### CHALLENGE
Every record should be copied exactly, except that pictures are to be omitted.

★ ★ ★

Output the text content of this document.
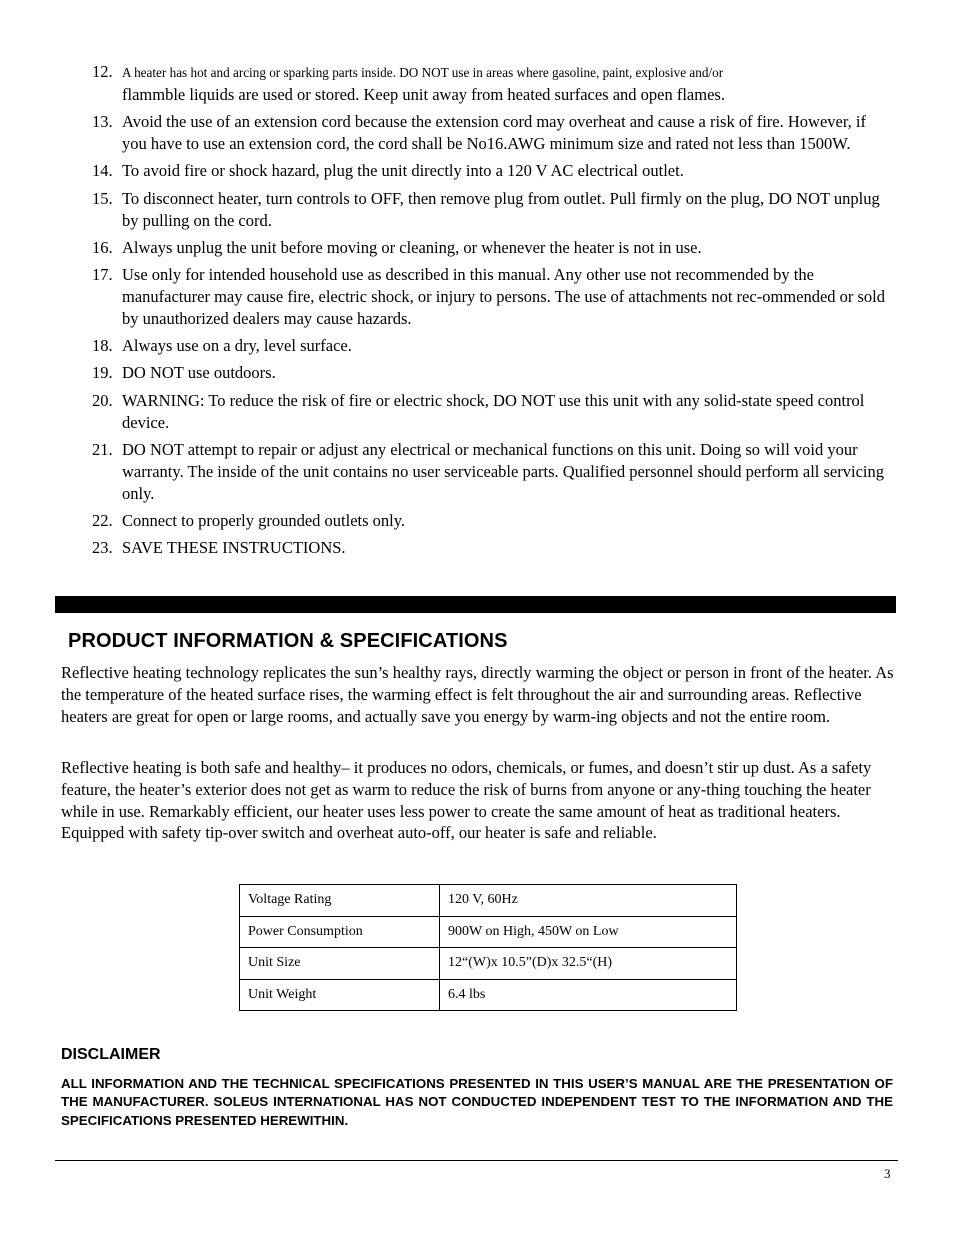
12. A heater has hot and arcing or sparking parts inside. DO NOT use in areas where gasoline, paint, explosive and/or
flammble liquids are used or stored. Keep unit away from heated surfaces and open flames.
13. Avoid the use of an extension cord because the extension cord may overheat and cause a risk of fire. However, if you have to use an extension cord, the cord shall be No16.AWG minimum size and rated not less than 1500W.
14. To avoid fire or shock hazard, plug the unit directly into a 120 V AC electrical outlet.
15. To disconnect heater, turn controls to OFF, then remove plug from outlet. Pull firmly on the plug, DO NOT unplug by pulling on the cord.
16. Always unplug the unit before moving or cleaning, or whenever the heater is not in use.
17. Use only for intended household use as described in this manual. Any other use not recommended by the manufacturer may cause fire, electric shock, or injury to persons. The use of attachments not rec-ommended or sold by unauthorized dealers may cause hazards.
18. Always use on a dry, level surface.
19. DO NOT use outdoors.
20. WARNING: To reduce the risk of fire or electric shock, DO NOT use this unit with any solid-state speed control device.
21. DO NOT attempt to repair or adjust any electrical or mechanical functions on this unit. Doing so will void your warranty. The inside of the unit contains no user serviceable parts. Qualified personnel should perform all servicing only.
22. Connect to properly grounded outlets only.
23. SAVE THESE INSTRUCTIONS.
PRODUCT INFORMATION & SPECIFICATIONS

Reflective heating technology replicates the sun’s healthy rays, directly warming the object or person in front of the heater. As the temperature of the heated surface rises, the warming effect is felt throughout the air and surrounding areas. Reflective heaters are great for open or large rooms, and actually save you energy by warm-ing objects and not the entire room.

Reflective heating is both safe and healthy– it produces no odors, chemicals, or fumes, and doesn’t stir up dust. As a safety feature, the heater’s exterior does not get as warm to reduce the risk of burns from anyone or any-thing touching the heater while in use. Remarkably efficient, our heater uses less power to create the same amount of heat as traditional heaters. Equipped with safety tip-over switch and overheat auto-off, our heater is safe and reliable.

Voltage Rating	120 V, 60Hz
Power Consumption	900W on High, 450W on Low
Unit Size	12“(W)x 10.5”(D)x 32.5“(H)
Unit Weight	6.4 lbs
DISCLAIMER

ALL INFORMATION AND THE TECHNICAL SPECIFICATIONS PRESENTED IN THIS USER’S MANUAL ARE THE PRESENTATION OF THE MANUFACTURER. SOLEUS INTERNATIONAL HAS NOT CONDUCTED INDEPENDENT TEST TO THE INFORMATION AND THE SPECIFICATIONS PRESENTED HEREWITHIN.

3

★ ★ ★

### TASK SOLUTION
Output the text content of this document.
12. A heater has hot and arcing or sparking parts inside. DO NOT use in areas where gasoline, paint, explosive and/or
flammble liquids are used or stored. Keep unit away from heated surfaces and open flames.
13. Avoid the use of an extension cord because the extension cord may overheat and cause a risk of fire. However, if you have to use an extension cord, the cord shall be No16.AWG minimum size and rated not less than 1500W.
14. To avoid fire or shock hazard, plug the unit directly into a 120 V AC electrical outlet.
15. To disconnect heater, turn controls to OFF, then remove plug from outlet. Pull firmly on the plug, DO NOT unplug by pulling on the cord.
16. Always unplug the unit before moving or cleaning, or whenever the heater is not in use.
17. Use only for intended household use as described in this manual. Any other use not recommended by the manufacturer may cause fire, electric shock, or injury to persons. The use of attachments not rec-ommended or sold by unauthorized dealers may cause hazards.
18. Always use on a dry, level surface.
19. DO NOT use outdoors.
20. WARNING: To reduce the risk of fire or electric shock, DO NOT use this unit with any solid-state speed control device.
21. DO NOT attempt to repair or adjust any electrical or mechanical functions on this unit. Doing so will void your warranty. The inside of the unit contains no user serviceable parts. Qualified personnel should perform all servicing only.
22. Connect to properly grounded outlets only.
23. SAVE THESE INSTRUCTIONS.
PRODUCT INFORMATION & SPECIFICATIONS

Reflective heating technology replicates the sun’s healthy rays, directly warming the object or person in front of the heater. As the temperature of the heated surface rises, the warming effect is felt throughout the air and surrounding areas. Reflective heaters are great for open or large rooms, and actually save you energy by warm-ing objects and not the entire room.

Reflective heating is both safe and healthy– it produces no odors, chemicals, or fumes, and doesn’t stir up dust. As a safety feature, the heater’s exterior does not get as warm to reduce the risk of burns from anyone or any-thing touching the heater while in use. Remarkably efficient, our heater uses less power to create the same amount of heat as traditional heaters. Equipped with safety tip-over switch and overheat auto-off, our heater is safe and reliable.

Voltage Rating	120 V, 60Hz
Power Consumption	900W on High, 450W on Low
Unit Size	12“(W)x 10.5”(D)x 32.5“(H)
Unit Weight	6.4 lbs
DISCLAIMER

ALL INFORMATION AND THE TECHNICAL SPECIFICATIONS PRESENTED IN THIS USER’S MANUAL ARE THE PRESENTATION OF THE MANUFACTURER. SOLEUS INTERNATIONAL HAS NOT CONDUCTED INDEPENDENT TEST TO THE INFORMATION AND THE SPECIFICATIONS PRESENTED HEREWITHIN.

3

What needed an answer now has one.